* [Exercise objective] Your answer should be the lines of the listing that contain the word "JSON".

* [Study material]
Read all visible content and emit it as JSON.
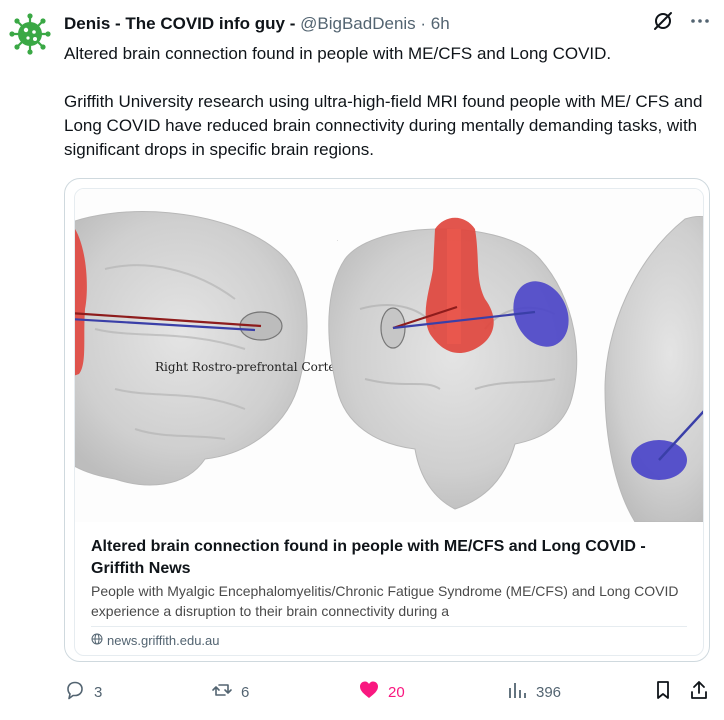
{
  "author": {
    "display_name": "Denis - The COVID info guy -",
    "handle": "@BigBadDenis",
    "time": "6h",
    "avatar_icon": "virus-icon",
    "avatar_color": "#3aa845"
  },
  "header_icons": [
    "grok-icon",
    "more-icon"
  ],
  "tweet": {
    "line1": "Altered brain connection found in people with ME/CFS and Long COVID.",
    "paragraph2": "Griffith University research using ultra-high-field MRI found people with ME/ CFS and Long COVID have reduced brain connectivity during mentally demanding tasks, with significant drops in specific brain regions."
  },
  "card": {
    "image_label": "Right Rostro-prefrontal Cortex",
    "title": "Altered brain connection found in people with ME/CFS and Long COVID - Griffith News",
    "description": "People with Myalgic Encephalomyelitis/Chronic Fatigue Syndrome (ME/CFS) and Long COVID experience a disruption to their brain connectivity during a",
    "domain": "news.griffith.edu.au"
  },
  "actions": {
    "replies": "3",
    "reposts": "6",
    "likes": "20",
    "views": "396",
    "like_color": "#f91880"
  }
}
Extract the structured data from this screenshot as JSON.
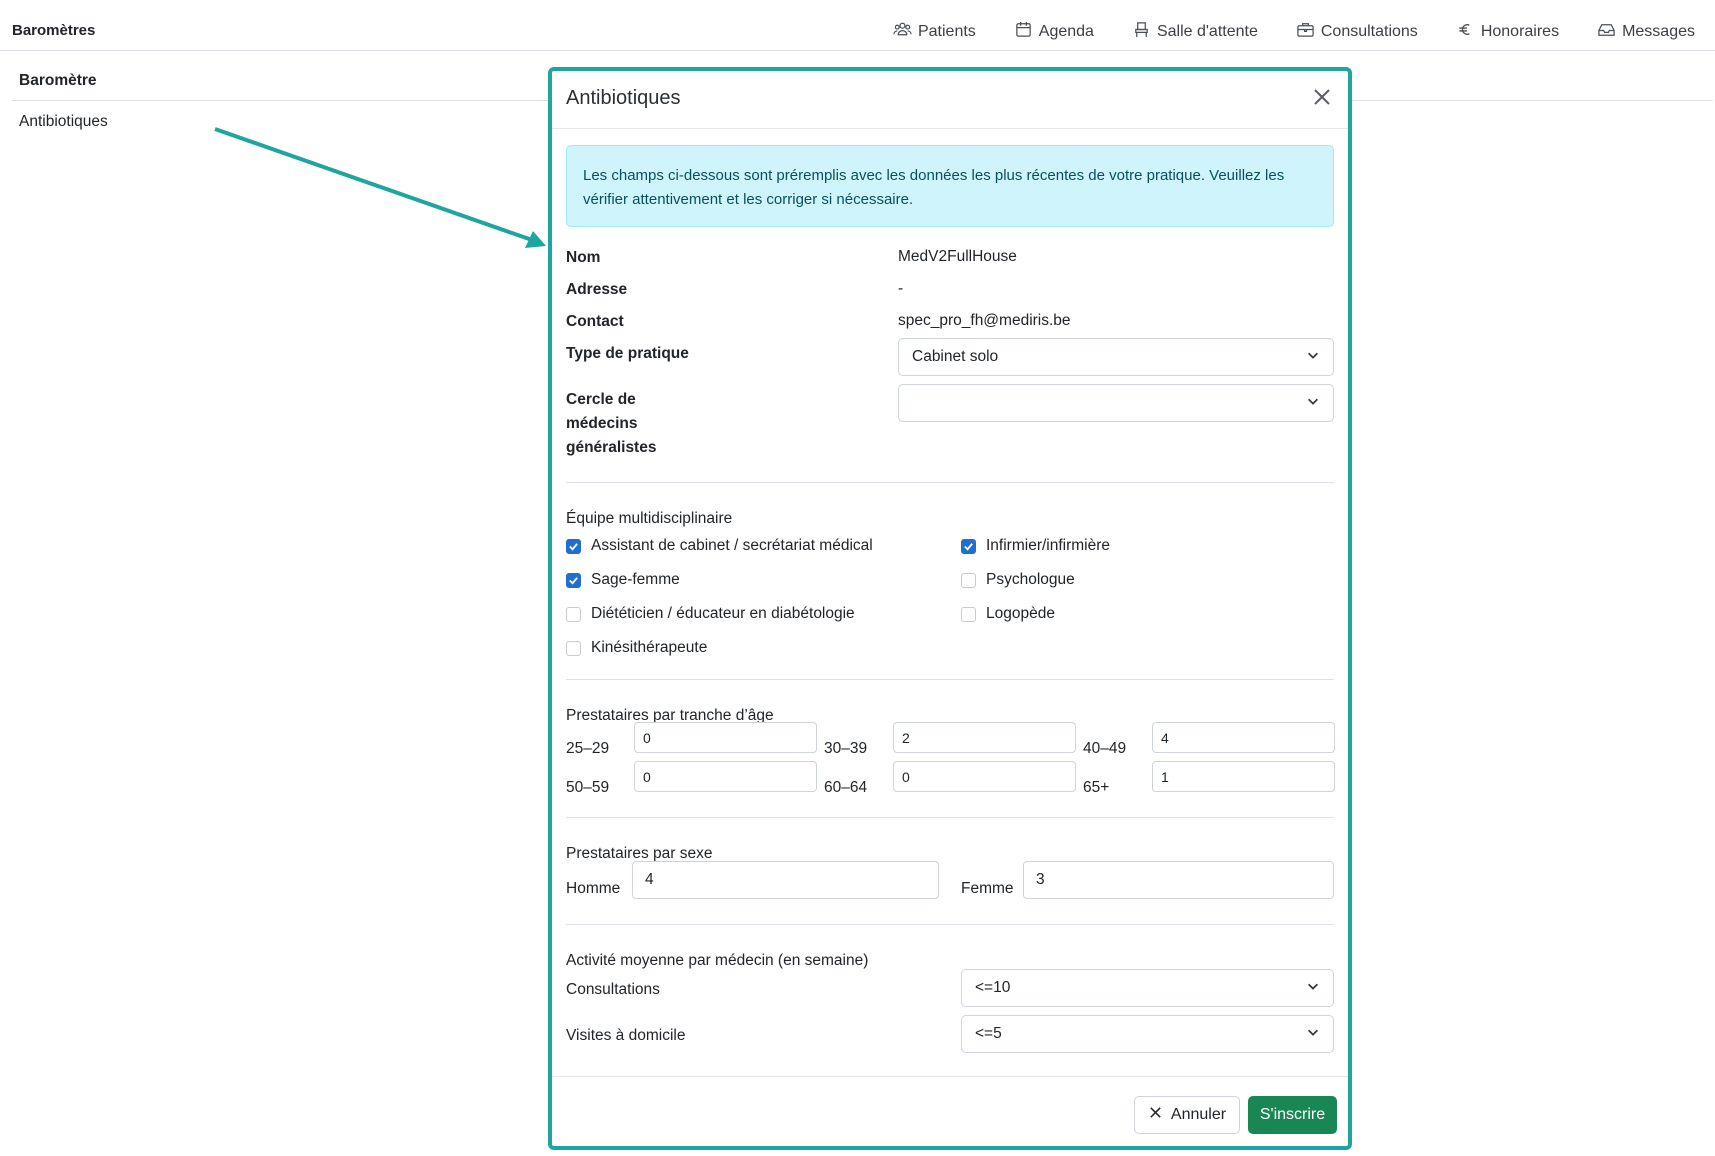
{
  "app": {
    "title": "Baromètres"
  },
  "nav": [
    {
      "label": "Patients",
      "icon": "users-icon"
    },
    {
      "label": "Agenda",
      "icon": "calendar-icon"
    },
    {
      "label": "Salle d'attente",
      "icon": "waiting-room-icon"
    },
    {
      "label": "Consultations",
      "icon": "briefcase-icon"
    },
    {
      "label": "Honoraires",
      "icon": "euro-icon"
    },
    {
      "label": "Messages",
      "icon": "inbox-icon"
    }
  ],
  "sidebar": {
    "heading": "Baromètre",
    "items": [
      {
        "label": "Antibiotiques"
      }
    ]
  },
  "modal": {
    "title": "Antibiotiques",
    "alert": "Les champs ci-dessous sont préremplis avec les données les plus récentes de votre pratique. Veuillez les vérifier attentivement et les corriger si nécessaire.",
    "fields": {
      "nom_label": "Nom",
      "nom_value": "MedV2FullHouse",
      "adresse_label": "Adresse",
      "adresse_value": "-",
      "contact_label": "Contact",
      "contact_value": "spec_pro_fh@mediris.be",
      "type_label": "Type de pratique",
      "type_value": "Cabinet solo",
      "cercle_label_1": "Cercle de",
      "cercle_label_2": "médecins",
      "cercle_label_3": "généralistes",
      "cercle_value": ""
    },
    "team": {
      "title": "Équipe multidisciplinaire",
      "items": [
        {
          "label": "Assistant de cabinet / secrétariat médical",
          "checked": true
        },
        {
          "label": "Infirmier/infirmière",
          "checked": true
        },
        {
          "label": "Sage-femme",
          "checked": true
        },
        {
          "label": "Psychologue",
          "checked": false
        },
        {
          "label": "Diététicien / éducateur en diabétologie",
          "checked": false
        },
        {
          "label": "Logopède",
          "checked": false
        },
        {
          "label": "Kinésithérapeute",
          "checked": false
        }
      ]
    },
    "age": {
      "title": "Prestataires par tranche d’âge",
      "groups": [
        {
          "label": "25–29",
          "value": "0"
        },
        {
          "label": "30–39",
          "value": "2"
        },
        {
          "label": "40–49",
          "value": "4"
        },
        {
          "label": "50–59",
          "value": "0"
        },
        {
          "label": "60–64",
          "value": "0"
        },
        {
          "label": "65+",
          "value": "1"
        }
      ]
    },
    "sex": {
      "title": "Prestataires par sexe",
      "homme_label": "Homme",
      "homme_value": "4",
      "femme_label": "Femme",
      "femme_value": "3"
    },
    "activity": {
      "title": "Activité moyenne par médecin (en semaine)",
      "consultations_label": "Consultations",
      "consultations_value": "<=10",
      "visites_label": "Visites à domicile",
      "visites_value": "<=5"
    },
    "buttons": {
      "cancel": "Annuler",
      "submit": "S'inscrire"
    }
  },
  "colors": {
    "accent": "#1fa5a1",
    "primary_check": "#1f6fd1",
    "success": "#198754",
    "alert_bg": "#cff4fc"
  }
}
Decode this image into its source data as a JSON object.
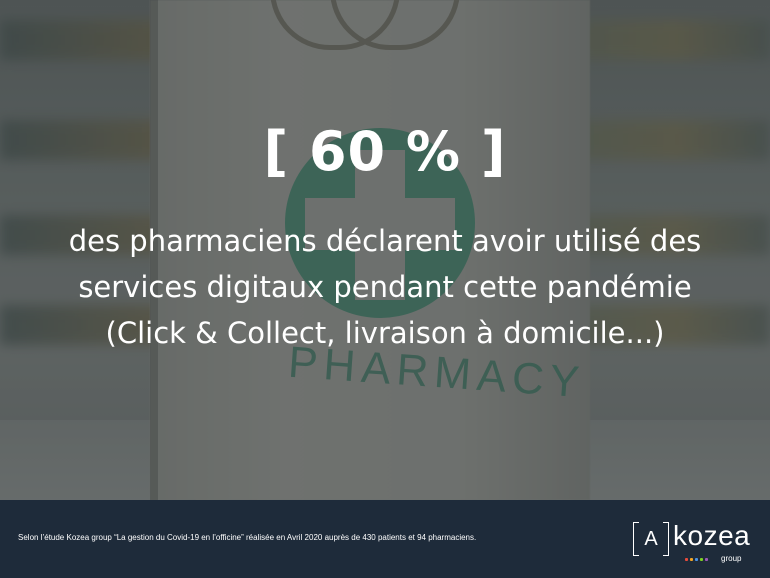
{
  "headline": "[ 60 % ]",
  "body_lines": [
    "des pharmaciens déclarent avoir utilisé des",
    "services digitaux pendant cette pandémie",
    "(Click & Collect, livraison à domicile...)"
  ],
  "background": {
    "bag_print": "PHARMACY",
    "cross_color": "#3f8b6e"
  },
  "footer": {
    "note": "Selon l’étude Kozea group “La gestion du Covid-19 en l’officine” réalisée en Avril 2020 auprès de 430 patients et 94 pharmaciens.",
    "bg_color": "#1e2b3a"
  },
  "logo": {
    "box_letter": "A",
    "word": "kozea",
    "sub": "group",
    "dot_colors": [
      "#e94b3c",
      "#f5a623",
      "#4a90e2",
      "#7ed321",
      "#9b59b6"
    ]
  }
}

* [Response to the task]
Read all visible content and emit it as JSON.
Extract the structured data from this screenshot as JSON.
Decode this image into its source data as a JSON object.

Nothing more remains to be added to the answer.